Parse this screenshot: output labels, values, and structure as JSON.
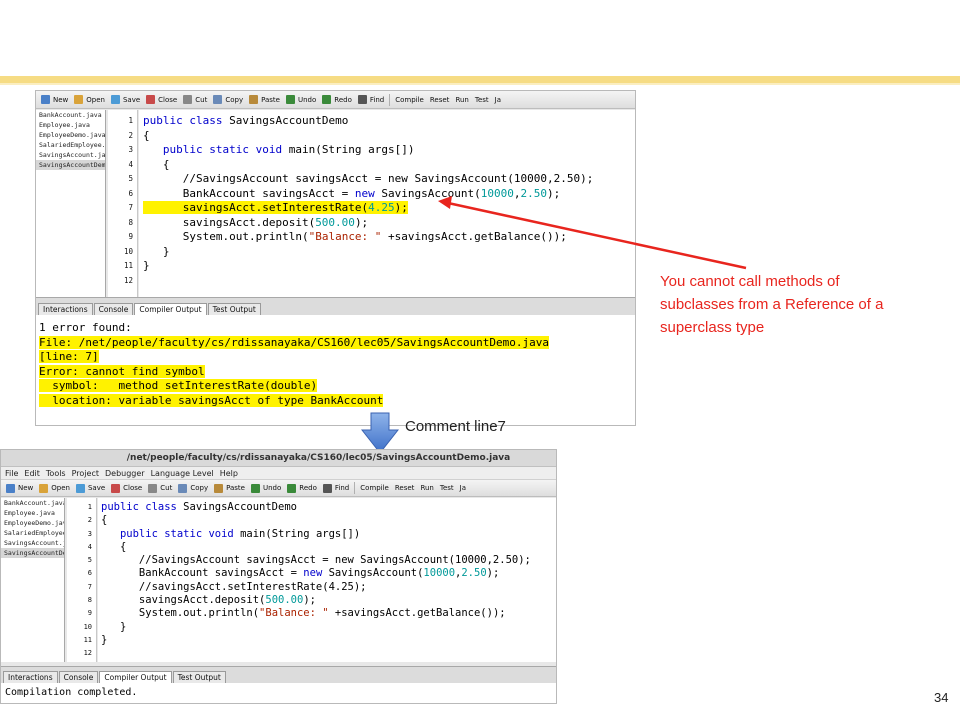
{
  "slide": {
    "page_number": "34",
    "annotation_lines": [
      "You cannot call methods of",
      "subclasses from a Reference of a",
      "superclass type"
    ],
    "comment_label": "Comment line7",
    "accent_stripe_color": "#f6dc84",
    "annotation_color": "#e8251e"
  },
  "top_ide": {
    "toolbar": [
      "New",
      "Open",
      "Save",
      "Close",
      "Cut",
      "Copy",
      "Paste",
      "Undo",
      "Redo",
      "Find",
      "Compile",
      "Reset",
      "Run",
      "Test",
      "Ja"
    ],
    "files": [
      "BankAccount.java",
      "Employee.java",
      "EmployeeDemo.java",
      "SalariedEmployee.j",
      "SavingsAccount.jav",
      "SavingsAccountDemo"
    ],
    "line_numbers": [
      "1",
      "2",
      "3",
      "4",
      "5",
      "6",
      "7",
      "8",
      "9",
      "10",
      "11",
      "12"
    ],
    "tabs": [
      "Interactions",
      "Console",
      "Compiler Output",
      "Test Output"
    ],
    "output_lines": [
      "1 error found:",
      "File: /net/people/faculty/cs/rdissanayaka/CS160/lec05/SavingsAccountDemo.java",
      "[line: 7]",
      "Error: cannot find symbol",
      "  symbol:   method setInterestRate(double)",
      "  location: variable savingsAcct of type BankAccount"
    ],
    "code": {
      "l1_kw": "public class",
      "l1_rest": " SavingsAccountDemo",
      "l2": "{",
      "l3_kw": "   public static void",
      "l3_rest": " main(String args[])",
      "l4": "   {",
      "l5": "      //SavingsAccount savingsAcct = new SavingsAccount(10000,2.50);",
      "l6_a": "      BankAccount savingsAcct = ",
      "l6_kw": "new",
      "l6_b": " SavingsAccount(",
      "l6_n1": "10000",
      "l6_c": ",",
      "l6_n2": "2.50",
      "l6_d": ");",
      "l7_a": "      savingsAcct.setInterestRate(",
      "l7_n": "4.25",
      "l7_b": ");",
      "l8_a": "      savingsAcct.deposit(",
      "l8_n": "500.00",
      "l8_b": ");",
      "l9_a": "      System.out.println(",
      "l9_s": "\"Balance: \"",
      "l9_b": " +savingsAcct.getBalance());",
      "l10": "   }",
      "l11": "}",
      "l12": ""
    }
  },
  "bottom_ide": {
    "title": "/net/people/faculty/cs/rdissanayaka/CS160/lec05/SavingsAccountDemo.java",
    "menu": [
      "File",
      "Edit",
      "Tools",
      "Project",
      "Debugger",
      "Language Level",
      "Help"
    ],
    "toolbar": [
      "New",
      "Open",
      "Save",
      "Close",
      "Cut",
      "Copy",
      "Paste",
      "Undo",
      "Redo",
      "Find",
      "Compile",
      "Reset",
      "Run",
      "Test",
      "Ja"
    ],
    "files": [
      "BankAccount.java",
      "Employee.java",
      "EmployeeDemo.java",
      "SalariedEmployee.j",
      "SavingsAccount.jav",
      "SavingsAccountDemo"
    ],
    "line_numbers": [
      "1",
      "2",
      "3",
      "4",
      "5",
      "6",
      "7",
      "8",
      "9",
      "10",
      "11",
      "12"
    ],
    "tabs": [
      "Interactions",
      "Console",
      "Compiler Output",
      "Test Output"
    ],
    "output_text": "Compilation completed.",
    "code": {
      "l1_kw": "public class",
      "l1_rest": " SavingsAccountDemo",
      "l2": "{",
      "l3_kw": "   public static void",
      "l3_rest": " main(String args[])",
      "l4": "   {",
      "l5": "      //SavingsAccount savingsAcct = new SavingsAccount(10000,2.50);",
      "l6_a": "      BankAccount savingsAcct = ",
      "l6_kw": "new",
      "l6_b": " SavingsAccount(",
      "l6_n1": "10000",
      "l6_c": ",",
      "l6_n2": "2.50",
      "l6_d": ");",
      "l7": "      //savingsAcct.setInterestRate(4.25);",
      "l8_a": "      savingsAcct.deposit(",
      "l8_n": "500.00",
      "l8_b": ");",
      "l9_a": "      System.out.println(",
      "l9_s": "\"Balance: \"",
      "l9_b": " +savingsAcct.getBalance());",
      "l10": "   }",
      "l11": "}"
    }
  }
}
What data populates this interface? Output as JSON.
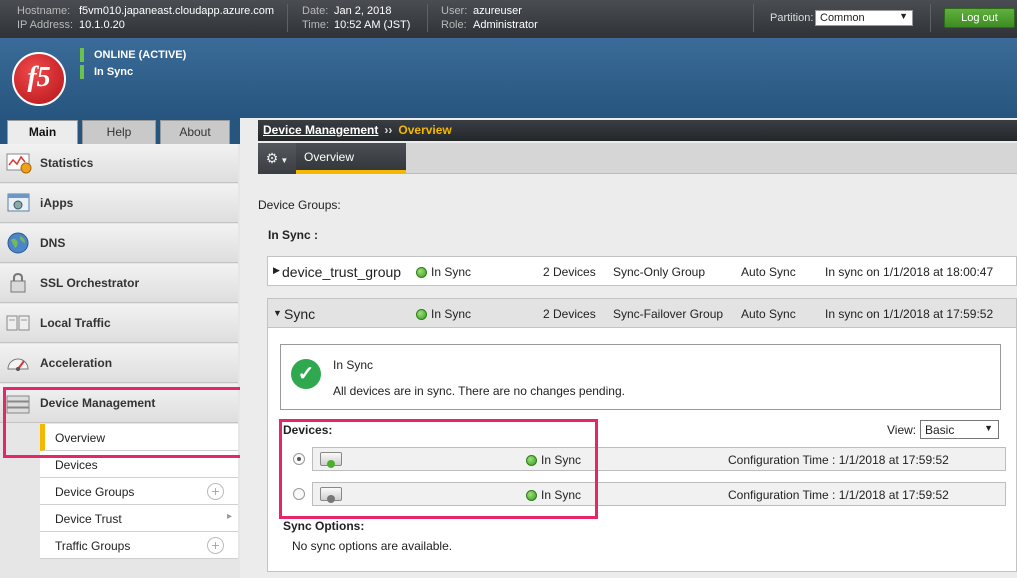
{
  "topbar": {
    "hostname_label": "Hostname:",
    "hostname": "f5vm010.japaneast.cloudapp.azure.com",
    "ip_label": "IP Address:",
    "ip": "10.1.0.20",
    "date_label": "Date:",
    "date": "Jan 2, 2018",
    "time_label": "Time:",
    "time": "10:52 AM (JST)",
    "user_label": "User:",
    "user": "azureuser",
    "role_label": "Role:",
    "role": "Administrator",
    "partition_label": "Partition:",
    "partition_value": "Common",
    "logout_label": "Log out"
  },
  "banner": {
    "logo_text": "f5",
    "status_online": "ONLINE (ACTIVE)",
    "status_sync": "In Sync"
  },
  "tabs": [
    {
      "label": "Main"
    },
    {
      "label": "Help"
    },
    {
      "label": "About"
    }
  ],
  "sidebar": {
    "items": [
      {
        "label": "Statistics"
      },
      {
        "label": "iApps"
      },
      {
        "label": "DNS"
      },
      {
        "label": "SSL Orchestrator"
      },
      {
        "label": "Local Traffic"
      },
      {
        "label": "Acceleration"
      },
      {
        "label": "Device Management"
      }
    ],
    "subitems": [
      {
        "label": "Overview"
      },
      {
        "label": "Devices"
      },
      {
        "label": "Device Groups"
      },
      {
        "label": "Device Trust"
      },
      {
        "label": "Traffic Groups"
      }
    ]
  },
  "breadcrumb": {
    "parent": "Device Management",
    "separator": "››",
    "current": "Overview"
  },
  "subtab": {
    "label": "Overview"
  },
  "main": {
    "device_groups_label": "Device Groups:",
    "in_sync_label": "In Sync :",
    "groups": [
      {
        "name": "device_trust_group",
        "status": "In Sync",
        "devices": "2 Devices",
        "type": "Sync-Only Group",
        "sync_mode": "Auto Sync",
        "last_sync": "In sync on 1/1/2018 at 18:00:47"
      },
      {
        "name": "Sync",
        "status": "In Sync",
        "devices": "2 Devices",
        "type": "Sync-Failover Group",
        "sync_mode": "Auto Sync",
        "last_sync": "In sync on 1/1/2018 at 17:59:52"
      }
    ],
    "sync_summary_title": "In Sync",
    "sync_summary_text": "All devices are in sync. There are no changes pending.",
    "devices_label": "Devices:",
    "view_label": "View:",
    "view_value": "Basic",
    "devices": [
      {
        "status": "In Sync",
        "config_time": "Configuration Time : 1/1/2018 at 17:59:52"
      },
      {
        "status": "In Sync",
        "config_time": "Configuration Time : 1/1/2018 at 17:59:52"
      }
    ],
    "sync_options_label": "Sync Options:",
    "no_sync_options": "No sync options are available."
  },
  "colors": {
    "accent_yellow": "#f5b800",
    "status_green": "#3c9a1f",
    "highlight_pink": "#e6266a",
    "banner_blue": "#2f5f8c"
  }
}
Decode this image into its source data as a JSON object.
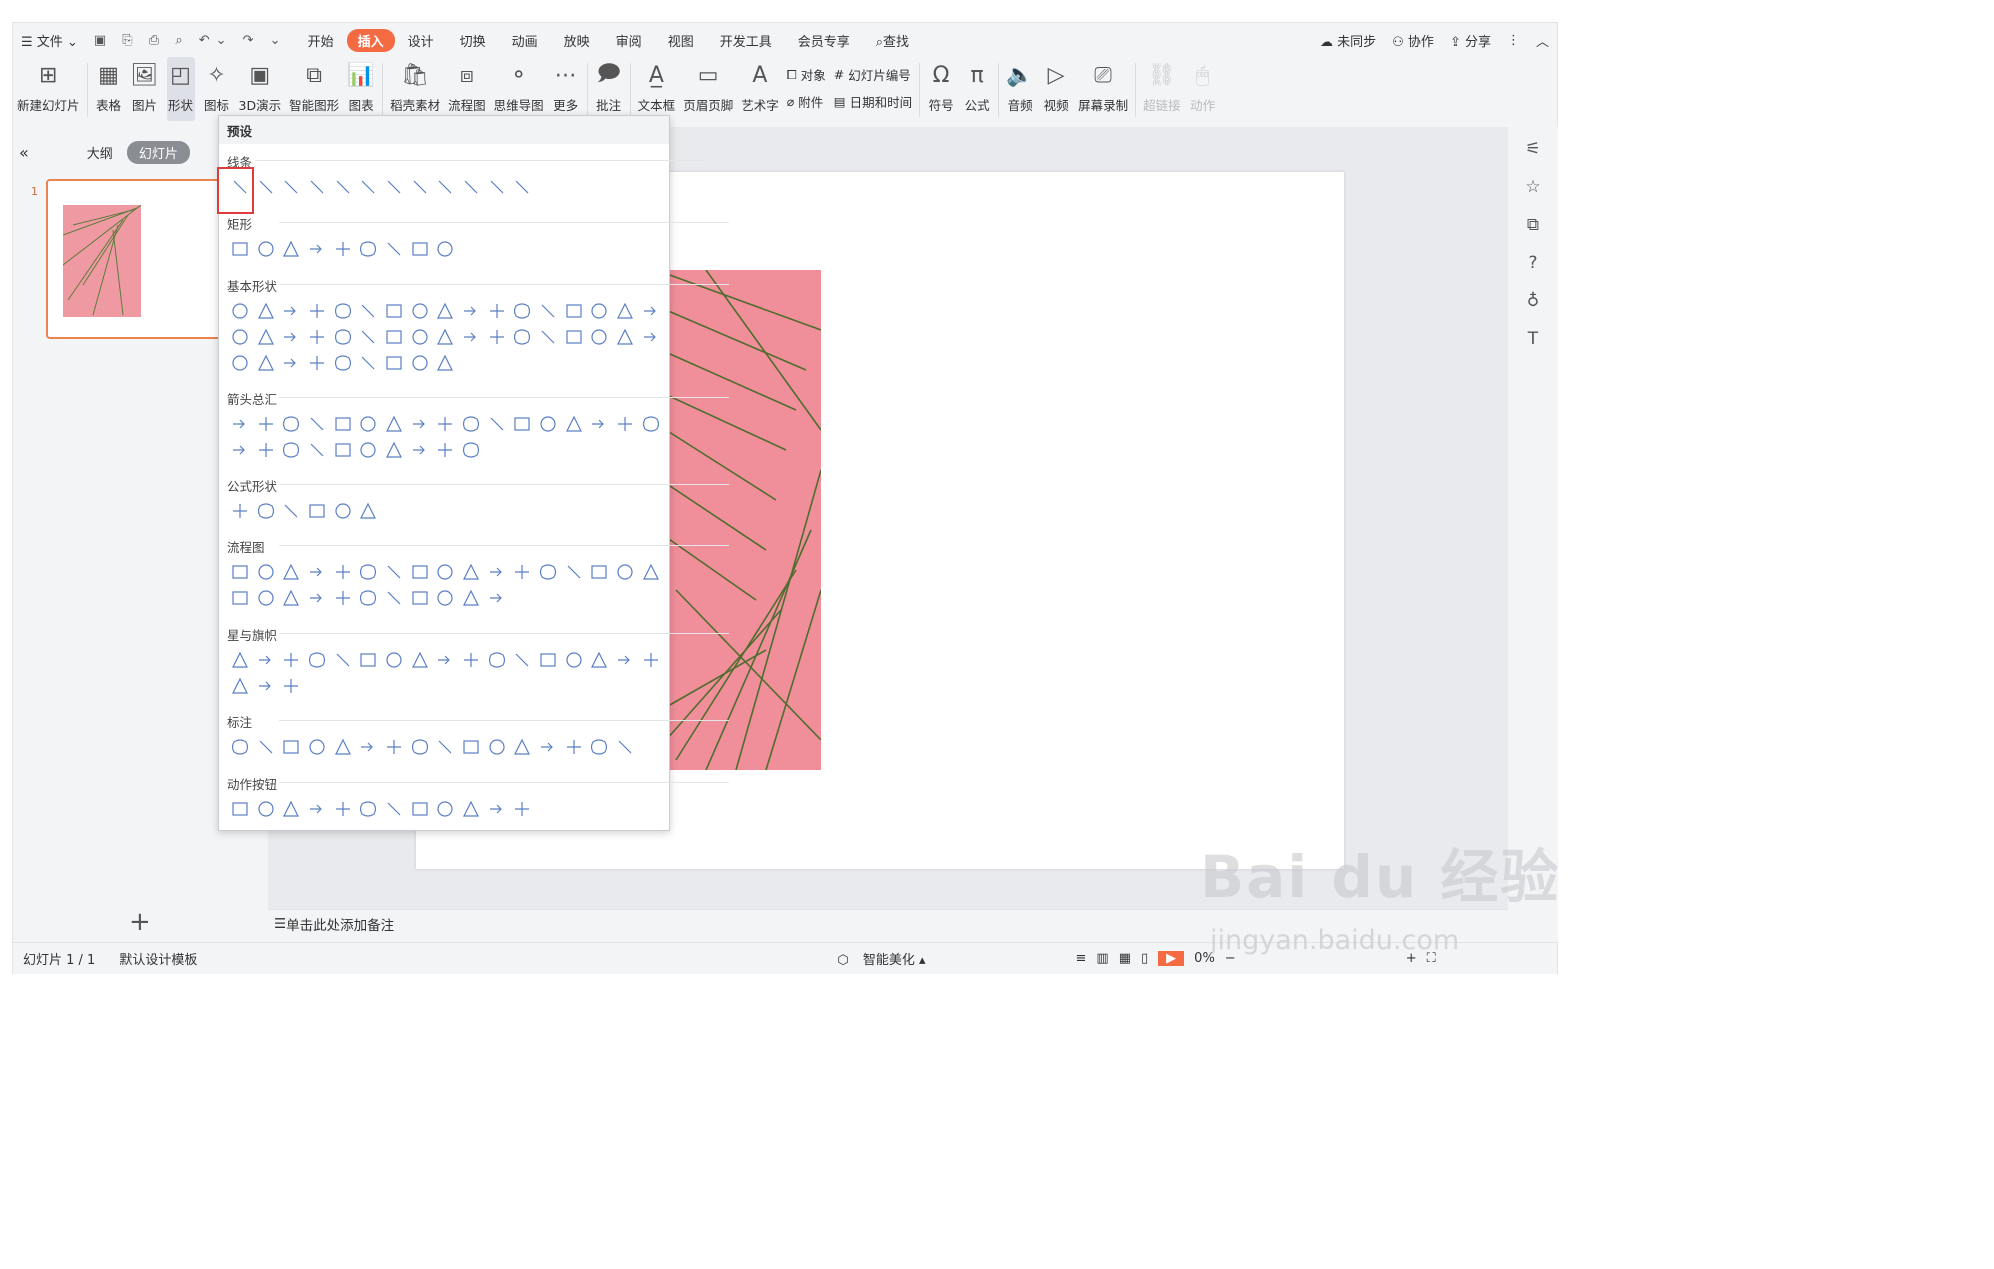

## Exercise task
Copy all the entries word for word. Omit any pictures.

## Reply to the exercise
Parse this screenshot: output labels, values, and structure as JSON.
{
  "slide": {
    "page_number": "34",
    "annotation_lines": [
      "You cannot call methods of",
      "subclasses from a Reference of a",
      "superclass type"
    ],
    "comment_label": "Comment line7",
    "accent_stripe_color": "#f6dc84",
    "annotation_color": "#e8251e"
  },
  "top_ide": {
    "toolbar": [
      "New",
      "Open",
      "Save",
      "Close",
      "Cut",
      "Copy",
      "Paste",
      "Undo",
      "Redo",
      "Find",
      "Compile",
      "Reset",
      "Run",
      "Test",
      "Ja"
    ],
    "files": [
      "BankAccount.java",
      "Employee.java",
      "EmployeeDemo.java",
      "SalariedEmployee.j",
      "SavingsAccount.jav",
      "SavingsAccountDemo"
    ],
    "line_numbers": [
      "1",
      "2",
      "3",
      "4",
      "5",
      "6",
      "7",
      "8",
      "9",
      "10",
      "11",
      "12"
    ],
    "tabs": [
      "Interactions",
      "Console",
      "Compiler Output",
      "Test Output"
    ],
    "output_lines": [
      "1 error found:",
      "File: /net/people/faculty/cs/rdissanayaka/CS160/lec05/SavingsAccountDemo.java",
      "[line: 7]",
      "Error: cannot find symbol",
      "  symbol:   method setInterestRate(double)",
      "  location: variable savingsAcct of type BankAccount"
    ],
    "code": {
      "l1_kw": "public class",
      "l1_rest": " SavingsAccountDemo",
      "l2": "{",
      "l3_kw": "   public static void",
      "l3_rest": " main(String args[])",
      "l4": "   {",
      "l5": "      //SavingsAccount savingsAcct = new SavingsAccount(10000,2.50);",
      "l6_a": "      BankAccount savingsAcct = ",
      "l6_kw": "new",
      "l6_b": " SavingsAccount(",
      "l6_n1": "10000",
      "l6_c": ",",
      "l6_n2": "2.50",
      "l6_d": ");",
      "l7_a": "      savingsAcct.setInterestRate(",
      "l7_n": "4.25",
      "l7_b": ");",
      "l8_a": "      savingsAcct.deposit(",
      "l8_n": "500.00",
      "l8_b": ");",
      "l9_a": "      System.out.println(",
      "l9_s": "\"Balance: \"",
      "l9_b": " +savingsAcct.getBalance());",
      "l10": "   }",
      "l11": "}",
      "l12": ""
    }
  },
  "bottom_ide": {
    "title": "/net/people/faculty/cs/rdissanayaka/CS160/lec05/SavingsAccountDemo.java",
    "menu": [
      "File",
      "Edit",
      "Tools",
      "Project",
      "Debugger",
      "Language Level",
      "Help"
    ],
    "toolbar": [
      "New",
      "Open",
      "Save",
      "Close",
      "Cut",
      "Copy",
      "Paste",
      "Undo",
      "Redo",
      "Find",
      "Compile",
      "Reset",
      "Run",
      "Test",
      "Ja"
    ],
    "files": [
      "BankAccount.java",
      "Employee.java",
      "EmployeeDemo.java",
      "SalariedEmployee.j",
      "SavingsAccount.jav",
      "SavingsAccountDemo"
    ],
    "line_numbers": [
      "1",
      "2",
      "3",
      "4",
      "5",
      "6",
      "7",
      "8",
      "9",
      "10",
      "11",
      "12"
    ],
    "tabs": [
      "Interactions",
      "Console",
      "Compiler Output",
      "Test Output"
    ],
    "output_text": "Compilation completed.",
    "code": {
      "l1_kw": "public class",
      "l1_rest": " SavingsAccountDemo",
      "l2": "{",
      "l3_kw": "   public static void",
      "l3_rest": " main(String args[])",
      "l4": "   {",
      "l5": "      //SavingsAccount savingsAcct = new SavingsAccount(10000,2.50);",
      "l6_a": "      BankAccount savingsAcct = ",
      "l6_kw": "new",
      "l6_b": " SavingsAccount(",
      "l6_n1": "10000",
      "l6_c": ",",
      "l6_n2": "2.50",
      "l6_d": ");",
      "l7": "      //savingsAcct.setInterestRate(4.25);",
      "l8_a": "      savingsAcct.deposit(",
      "l8_n": "500.00",
      "l8_b": ");",
      "l9_a": "      System.out.println(",
      "l9_s": "\"Balance: \"",
      "l9_b": " +savingsAcct.getBalance());",
      "l10": "   }",
      "l11": "}"
    }
  }
}
What data populates this interface? Output as JSON.
{
  "topbar": {
    "hostname_label": "Hostname:",
    "hostname": "f5vm010.japaneast.cloudapp.azure.com",
    "ip_label": "IP Address:",
    "ip": "10.1.0.20",
    "date_label": "Date:",
    "date": "Jan 2, 2018",
    "time_label": "Time:",
    "time": "10:52 AM (JST)",
    "user_label": "User:",
    "user": "azureuser",
    "role_label": "Role:",
    "role": "Administrator",
    "partition_label": "Partition:",
    "partition_value": "Common",
    "logout_label": "Log out"
  },
  "banner": {
    "logo_text": "f5",
    "status_online": "ONLINE (ACTIVE)",
    "status_sync": "In Sync"
  },
  "tabs": [
    {
      "label": "Main"
    },
    {
      "label": "Help"
    },
    {
      "label": "About"
    }
  ],
  "sidebar": {
    "items": [
      {
        "label": "Statistics"
      },
      {
        "label": "iApps"
      },
      {
        "label": "DNS"
      },
      {
        "label": "SSL Orchestrator"
      },
      {
        "label": "Local Traffic"
      },
      {
        "label": "Acceleration"
      },
      {
        "label": "Device Management"
      }
    ],
    "subitems": [
      {
        "label": "Overview"
      },
      {
        "label": "Devices"
      },
      {
        "label": "Device Groups"
      },
      {
        "label": "Device Trust"
      },
      {
        "label": "Traffic Groups"
      }
    ]
  },
  "breadcrumb": {
    "parent": "Device Management",
    "separator": "››",
    "current": "Overview"
  },
  "subtab": {
    "label": "Overview"
  },
  "main": {
    "device_groups_label": "Device Groups:",
    "in_sync_label": "In Sync :",
    "groups": [
      {
        "name": "device_trust_group",
        "status": "In Sync",
        "devices": "2 Devices",
        "type": "Sync-Only Group",
        "sync_mode": "Auto Sync",
        "last_sync": "In sync on 1/1/2018 at 18:00:47"
      },
      {
        "name": "Sync",
        "status": "In Sync",
        "devices": "2 Devices",
        "type": "Sync-Failover Group",
        "sync_mode": "Auto Sync",
        "last_sync": "In sync on 1/1/2018 at 17:59:52"
      }
    ],
    "sync_summary_title": "In Sync",
    "sync_summary_text": "All devices are in sync. There are no changes pending.",
    "devices_label": "Devices:",
    "view_label": "View:",
    "view_value": "Basic",
    "devices": [
      {
        "status": "In Sync",
        "config_time": "Configuration Time : 1/1/2018 at 17:59:52"
      },
      {
        "status": "In Sync",
        "config_time": "Configuration Time : 1/1/2018 at 17:59:52"
      }
    ],
    "sync_options_label": "Sync Options:",
    "no_sync_options": "No sync options are available."
  },
  "colors": {
    "accent_yellow": "#f5b800",
    "status_green": "#3c9a1f",
    "highlight_pink": "#e6266a",
    "banner_blue": "#2f5f8c"
  }
}
Decode this image into its source data as a JSON object.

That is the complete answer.